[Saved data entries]
....
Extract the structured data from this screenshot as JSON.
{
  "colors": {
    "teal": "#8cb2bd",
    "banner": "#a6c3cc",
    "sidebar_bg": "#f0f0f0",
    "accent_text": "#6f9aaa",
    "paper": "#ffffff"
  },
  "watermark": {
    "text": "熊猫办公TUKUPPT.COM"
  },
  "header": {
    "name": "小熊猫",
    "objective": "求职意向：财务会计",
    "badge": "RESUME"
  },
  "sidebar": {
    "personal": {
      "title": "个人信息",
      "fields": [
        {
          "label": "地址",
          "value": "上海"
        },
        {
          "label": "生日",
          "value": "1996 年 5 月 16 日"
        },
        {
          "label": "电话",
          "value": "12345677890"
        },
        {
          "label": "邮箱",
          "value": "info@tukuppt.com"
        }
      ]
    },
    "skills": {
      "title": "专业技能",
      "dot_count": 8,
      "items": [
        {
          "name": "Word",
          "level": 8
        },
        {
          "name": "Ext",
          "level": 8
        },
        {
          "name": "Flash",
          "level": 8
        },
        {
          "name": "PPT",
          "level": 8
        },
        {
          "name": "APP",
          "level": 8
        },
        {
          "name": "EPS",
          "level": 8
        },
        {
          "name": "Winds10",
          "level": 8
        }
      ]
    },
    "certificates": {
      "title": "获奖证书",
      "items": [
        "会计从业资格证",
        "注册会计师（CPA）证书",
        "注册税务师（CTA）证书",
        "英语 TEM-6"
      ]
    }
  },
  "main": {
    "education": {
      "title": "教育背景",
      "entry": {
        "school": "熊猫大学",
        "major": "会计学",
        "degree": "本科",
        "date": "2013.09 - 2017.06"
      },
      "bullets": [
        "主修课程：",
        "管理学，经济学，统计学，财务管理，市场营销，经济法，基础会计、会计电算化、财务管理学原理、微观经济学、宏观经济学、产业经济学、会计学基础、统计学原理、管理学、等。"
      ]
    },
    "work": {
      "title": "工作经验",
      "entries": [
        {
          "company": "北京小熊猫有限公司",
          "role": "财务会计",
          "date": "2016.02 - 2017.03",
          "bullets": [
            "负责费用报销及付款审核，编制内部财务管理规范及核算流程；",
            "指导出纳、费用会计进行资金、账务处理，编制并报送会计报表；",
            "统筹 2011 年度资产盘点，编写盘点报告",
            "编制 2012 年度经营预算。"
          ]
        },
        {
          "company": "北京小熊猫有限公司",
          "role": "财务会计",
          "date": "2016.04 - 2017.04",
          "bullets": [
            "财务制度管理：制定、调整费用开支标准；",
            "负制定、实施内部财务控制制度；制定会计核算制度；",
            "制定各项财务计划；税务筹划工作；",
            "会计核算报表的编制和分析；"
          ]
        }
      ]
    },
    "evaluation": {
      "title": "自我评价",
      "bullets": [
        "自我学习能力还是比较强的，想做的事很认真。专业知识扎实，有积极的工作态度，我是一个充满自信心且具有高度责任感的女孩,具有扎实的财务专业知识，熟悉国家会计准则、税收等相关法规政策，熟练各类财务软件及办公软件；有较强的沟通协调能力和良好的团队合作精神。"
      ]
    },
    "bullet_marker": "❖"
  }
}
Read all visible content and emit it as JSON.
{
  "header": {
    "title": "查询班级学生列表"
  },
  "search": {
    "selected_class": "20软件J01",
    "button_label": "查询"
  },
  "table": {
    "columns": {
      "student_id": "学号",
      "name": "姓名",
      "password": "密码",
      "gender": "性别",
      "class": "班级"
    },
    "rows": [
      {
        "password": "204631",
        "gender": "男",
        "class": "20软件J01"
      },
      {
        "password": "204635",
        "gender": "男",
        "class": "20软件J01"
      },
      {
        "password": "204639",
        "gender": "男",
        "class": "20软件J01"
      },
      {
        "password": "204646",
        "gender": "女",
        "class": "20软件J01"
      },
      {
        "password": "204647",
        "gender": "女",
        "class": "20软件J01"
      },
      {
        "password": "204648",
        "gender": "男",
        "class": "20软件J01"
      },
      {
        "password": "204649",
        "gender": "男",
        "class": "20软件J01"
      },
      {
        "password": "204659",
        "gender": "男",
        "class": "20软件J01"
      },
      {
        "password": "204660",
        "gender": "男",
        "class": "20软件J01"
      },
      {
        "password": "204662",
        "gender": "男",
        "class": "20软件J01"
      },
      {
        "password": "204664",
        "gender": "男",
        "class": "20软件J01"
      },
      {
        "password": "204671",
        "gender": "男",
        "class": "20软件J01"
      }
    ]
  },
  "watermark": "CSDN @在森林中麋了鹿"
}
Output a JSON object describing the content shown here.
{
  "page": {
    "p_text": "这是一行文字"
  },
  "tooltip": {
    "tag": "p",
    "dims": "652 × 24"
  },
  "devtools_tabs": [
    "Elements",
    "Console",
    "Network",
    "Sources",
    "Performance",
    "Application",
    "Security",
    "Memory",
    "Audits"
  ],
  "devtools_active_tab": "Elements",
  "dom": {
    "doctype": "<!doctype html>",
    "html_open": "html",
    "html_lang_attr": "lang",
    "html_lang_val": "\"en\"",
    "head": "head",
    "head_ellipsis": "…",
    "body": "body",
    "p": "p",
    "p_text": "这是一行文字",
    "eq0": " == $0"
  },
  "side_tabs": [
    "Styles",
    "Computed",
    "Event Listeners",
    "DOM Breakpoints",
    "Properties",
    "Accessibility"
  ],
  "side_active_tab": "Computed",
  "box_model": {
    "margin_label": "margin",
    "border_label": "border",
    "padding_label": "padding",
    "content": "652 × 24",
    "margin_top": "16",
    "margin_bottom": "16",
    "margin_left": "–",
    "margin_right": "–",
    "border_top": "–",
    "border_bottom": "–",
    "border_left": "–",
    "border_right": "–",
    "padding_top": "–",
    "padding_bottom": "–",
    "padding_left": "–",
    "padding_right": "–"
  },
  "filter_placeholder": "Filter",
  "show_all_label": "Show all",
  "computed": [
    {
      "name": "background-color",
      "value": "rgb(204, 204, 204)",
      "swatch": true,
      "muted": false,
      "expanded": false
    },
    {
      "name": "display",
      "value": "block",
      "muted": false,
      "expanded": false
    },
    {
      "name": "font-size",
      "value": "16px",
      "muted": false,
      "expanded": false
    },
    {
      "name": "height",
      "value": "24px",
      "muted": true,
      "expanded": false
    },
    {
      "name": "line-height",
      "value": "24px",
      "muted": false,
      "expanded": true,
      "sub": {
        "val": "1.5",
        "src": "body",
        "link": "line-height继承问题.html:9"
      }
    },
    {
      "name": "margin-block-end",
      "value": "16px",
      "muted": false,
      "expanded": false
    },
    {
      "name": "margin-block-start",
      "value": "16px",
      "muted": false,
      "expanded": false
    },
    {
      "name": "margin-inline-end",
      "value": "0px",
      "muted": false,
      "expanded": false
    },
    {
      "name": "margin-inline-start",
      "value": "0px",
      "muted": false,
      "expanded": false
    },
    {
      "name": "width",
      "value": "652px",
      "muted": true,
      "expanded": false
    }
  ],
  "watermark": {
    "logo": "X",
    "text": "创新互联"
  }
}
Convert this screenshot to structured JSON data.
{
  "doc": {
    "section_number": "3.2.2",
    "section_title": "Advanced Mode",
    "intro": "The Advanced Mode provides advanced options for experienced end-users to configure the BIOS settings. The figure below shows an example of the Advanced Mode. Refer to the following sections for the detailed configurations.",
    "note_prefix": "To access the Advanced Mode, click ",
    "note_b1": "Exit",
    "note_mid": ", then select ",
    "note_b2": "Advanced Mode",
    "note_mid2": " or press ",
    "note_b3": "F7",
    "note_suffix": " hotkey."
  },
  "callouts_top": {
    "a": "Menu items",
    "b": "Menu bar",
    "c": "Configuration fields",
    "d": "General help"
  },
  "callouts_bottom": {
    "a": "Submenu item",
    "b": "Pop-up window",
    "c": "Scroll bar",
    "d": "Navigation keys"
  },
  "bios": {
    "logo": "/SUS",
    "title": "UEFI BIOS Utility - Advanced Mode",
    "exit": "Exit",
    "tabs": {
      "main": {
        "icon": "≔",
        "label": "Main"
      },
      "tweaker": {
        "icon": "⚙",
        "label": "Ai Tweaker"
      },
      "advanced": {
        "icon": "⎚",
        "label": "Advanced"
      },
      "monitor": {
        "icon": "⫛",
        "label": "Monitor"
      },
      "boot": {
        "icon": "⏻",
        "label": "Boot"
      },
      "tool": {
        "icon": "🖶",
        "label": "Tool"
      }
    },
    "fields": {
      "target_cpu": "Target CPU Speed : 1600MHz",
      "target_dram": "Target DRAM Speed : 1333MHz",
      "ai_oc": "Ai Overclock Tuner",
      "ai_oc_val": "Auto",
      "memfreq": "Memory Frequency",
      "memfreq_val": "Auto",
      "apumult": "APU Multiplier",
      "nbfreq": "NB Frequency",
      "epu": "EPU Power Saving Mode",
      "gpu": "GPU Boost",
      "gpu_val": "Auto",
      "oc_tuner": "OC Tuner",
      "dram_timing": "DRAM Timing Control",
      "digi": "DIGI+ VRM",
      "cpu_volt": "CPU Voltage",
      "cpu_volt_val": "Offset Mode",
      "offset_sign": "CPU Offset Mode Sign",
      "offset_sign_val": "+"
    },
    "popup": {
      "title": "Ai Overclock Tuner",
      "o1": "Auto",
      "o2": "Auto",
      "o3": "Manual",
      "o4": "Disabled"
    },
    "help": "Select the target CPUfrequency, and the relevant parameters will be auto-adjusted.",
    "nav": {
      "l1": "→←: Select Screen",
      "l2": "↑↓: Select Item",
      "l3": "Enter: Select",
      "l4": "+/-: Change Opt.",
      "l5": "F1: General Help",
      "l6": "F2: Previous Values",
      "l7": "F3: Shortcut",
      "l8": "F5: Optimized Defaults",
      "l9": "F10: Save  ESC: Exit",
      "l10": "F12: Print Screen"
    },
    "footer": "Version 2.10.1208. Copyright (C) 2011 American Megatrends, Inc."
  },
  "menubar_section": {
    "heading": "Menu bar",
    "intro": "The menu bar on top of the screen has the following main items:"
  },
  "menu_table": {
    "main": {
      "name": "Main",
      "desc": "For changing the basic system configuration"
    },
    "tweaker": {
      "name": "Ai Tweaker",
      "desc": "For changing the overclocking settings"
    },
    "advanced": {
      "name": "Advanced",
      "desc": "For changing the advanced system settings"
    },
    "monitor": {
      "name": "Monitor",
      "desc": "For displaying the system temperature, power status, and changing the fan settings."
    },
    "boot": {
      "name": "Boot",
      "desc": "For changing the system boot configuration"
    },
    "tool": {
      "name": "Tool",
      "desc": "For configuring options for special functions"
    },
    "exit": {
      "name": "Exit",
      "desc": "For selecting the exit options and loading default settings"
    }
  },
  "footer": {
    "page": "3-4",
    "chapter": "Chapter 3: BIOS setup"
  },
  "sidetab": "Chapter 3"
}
....
EXERCISE PROMPT:
Which lines contain "following"? Copy each of them.

TASK RESPONSE:
    "intro": "The Advanced Mode provides advanced options for experienced end-users to configure the BIOS settings. The figure below shows an example of the Advanced Mode. Refer to the following sections for the detailed configurations.",
    "intro": "The menu bar on top of the screen has the following main items:"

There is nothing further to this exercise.